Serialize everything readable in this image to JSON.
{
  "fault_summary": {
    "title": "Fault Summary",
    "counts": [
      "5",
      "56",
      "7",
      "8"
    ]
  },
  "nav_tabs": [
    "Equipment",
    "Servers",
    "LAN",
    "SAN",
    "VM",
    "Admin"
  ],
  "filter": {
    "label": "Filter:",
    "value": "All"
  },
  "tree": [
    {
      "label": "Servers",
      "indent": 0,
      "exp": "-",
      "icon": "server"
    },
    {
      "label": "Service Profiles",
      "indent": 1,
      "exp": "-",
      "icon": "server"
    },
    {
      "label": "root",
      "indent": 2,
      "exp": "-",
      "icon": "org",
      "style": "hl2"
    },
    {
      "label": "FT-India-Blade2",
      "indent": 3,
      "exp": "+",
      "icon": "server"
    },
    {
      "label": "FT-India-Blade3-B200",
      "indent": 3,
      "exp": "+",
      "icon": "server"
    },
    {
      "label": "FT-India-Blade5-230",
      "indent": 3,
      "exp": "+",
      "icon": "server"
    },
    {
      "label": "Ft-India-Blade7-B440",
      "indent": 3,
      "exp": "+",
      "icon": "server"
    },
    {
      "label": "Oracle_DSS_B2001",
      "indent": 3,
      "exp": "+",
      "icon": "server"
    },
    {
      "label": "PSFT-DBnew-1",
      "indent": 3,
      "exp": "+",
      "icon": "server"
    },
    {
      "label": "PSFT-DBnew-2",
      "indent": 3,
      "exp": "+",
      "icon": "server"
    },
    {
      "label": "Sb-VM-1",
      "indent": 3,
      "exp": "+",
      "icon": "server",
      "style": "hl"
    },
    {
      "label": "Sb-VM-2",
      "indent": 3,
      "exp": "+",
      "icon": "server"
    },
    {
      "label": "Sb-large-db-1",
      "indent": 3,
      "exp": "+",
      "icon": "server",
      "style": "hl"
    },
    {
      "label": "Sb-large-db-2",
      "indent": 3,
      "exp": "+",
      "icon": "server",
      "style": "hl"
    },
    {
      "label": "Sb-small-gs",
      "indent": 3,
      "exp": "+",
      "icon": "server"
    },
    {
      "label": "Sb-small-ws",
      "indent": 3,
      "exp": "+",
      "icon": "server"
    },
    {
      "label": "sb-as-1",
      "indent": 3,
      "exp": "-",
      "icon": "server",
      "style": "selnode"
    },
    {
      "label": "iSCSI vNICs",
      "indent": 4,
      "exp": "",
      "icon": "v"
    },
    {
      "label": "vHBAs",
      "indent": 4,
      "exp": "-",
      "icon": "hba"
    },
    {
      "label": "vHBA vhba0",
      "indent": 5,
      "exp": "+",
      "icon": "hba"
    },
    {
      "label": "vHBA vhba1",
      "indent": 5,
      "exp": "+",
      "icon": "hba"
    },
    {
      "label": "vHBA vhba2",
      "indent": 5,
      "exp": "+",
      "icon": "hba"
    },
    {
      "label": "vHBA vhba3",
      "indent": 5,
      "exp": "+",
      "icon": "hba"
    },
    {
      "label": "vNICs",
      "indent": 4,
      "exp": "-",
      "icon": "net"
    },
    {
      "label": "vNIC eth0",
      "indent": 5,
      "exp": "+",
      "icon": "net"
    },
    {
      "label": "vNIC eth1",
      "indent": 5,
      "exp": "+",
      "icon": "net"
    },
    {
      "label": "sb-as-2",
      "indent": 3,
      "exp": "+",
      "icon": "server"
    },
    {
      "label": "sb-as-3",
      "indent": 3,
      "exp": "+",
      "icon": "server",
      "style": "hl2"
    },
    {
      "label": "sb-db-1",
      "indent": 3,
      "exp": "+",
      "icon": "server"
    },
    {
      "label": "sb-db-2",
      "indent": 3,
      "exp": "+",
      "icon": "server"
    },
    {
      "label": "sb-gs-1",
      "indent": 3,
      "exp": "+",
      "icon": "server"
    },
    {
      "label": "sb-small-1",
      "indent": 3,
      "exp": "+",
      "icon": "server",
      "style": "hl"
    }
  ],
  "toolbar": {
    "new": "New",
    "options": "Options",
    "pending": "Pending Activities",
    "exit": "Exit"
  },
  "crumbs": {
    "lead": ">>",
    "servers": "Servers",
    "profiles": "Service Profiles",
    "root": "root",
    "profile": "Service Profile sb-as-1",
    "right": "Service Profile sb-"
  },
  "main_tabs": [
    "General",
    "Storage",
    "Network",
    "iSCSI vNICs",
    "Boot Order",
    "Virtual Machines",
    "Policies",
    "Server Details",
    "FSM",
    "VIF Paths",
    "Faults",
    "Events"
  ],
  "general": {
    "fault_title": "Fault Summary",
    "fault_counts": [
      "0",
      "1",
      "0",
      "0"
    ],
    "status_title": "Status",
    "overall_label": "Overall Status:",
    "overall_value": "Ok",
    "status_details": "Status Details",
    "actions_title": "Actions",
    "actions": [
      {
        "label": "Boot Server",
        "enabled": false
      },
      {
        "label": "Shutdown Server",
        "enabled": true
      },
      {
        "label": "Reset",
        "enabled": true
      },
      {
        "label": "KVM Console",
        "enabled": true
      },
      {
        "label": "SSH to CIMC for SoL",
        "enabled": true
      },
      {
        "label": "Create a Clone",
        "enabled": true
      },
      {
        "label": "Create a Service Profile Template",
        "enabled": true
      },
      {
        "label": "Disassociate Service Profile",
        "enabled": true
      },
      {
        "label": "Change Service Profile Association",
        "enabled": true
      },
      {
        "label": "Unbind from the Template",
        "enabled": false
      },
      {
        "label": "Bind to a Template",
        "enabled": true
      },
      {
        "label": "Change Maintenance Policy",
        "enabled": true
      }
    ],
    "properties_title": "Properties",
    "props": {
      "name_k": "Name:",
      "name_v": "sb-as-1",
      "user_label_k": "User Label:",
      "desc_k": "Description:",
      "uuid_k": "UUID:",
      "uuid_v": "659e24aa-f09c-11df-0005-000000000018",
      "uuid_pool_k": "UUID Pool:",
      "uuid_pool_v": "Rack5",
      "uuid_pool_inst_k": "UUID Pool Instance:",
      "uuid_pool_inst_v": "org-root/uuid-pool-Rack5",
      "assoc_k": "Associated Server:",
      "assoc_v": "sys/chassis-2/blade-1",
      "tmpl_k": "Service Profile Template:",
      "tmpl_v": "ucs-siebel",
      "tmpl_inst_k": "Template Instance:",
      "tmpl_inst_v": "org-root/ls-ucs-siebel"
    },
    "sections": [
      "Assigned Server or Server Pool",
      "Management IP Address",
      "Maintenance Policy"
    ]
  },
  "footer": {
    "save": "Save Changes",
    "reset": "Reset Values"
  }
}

--------

(Written exercise)
Search the records for the word "vNICs" and copy every line where it occurs.

(Reply)
      "label": "iSCSI vNICs",
      "label": "vNICs",
    "iSCSI vNICs",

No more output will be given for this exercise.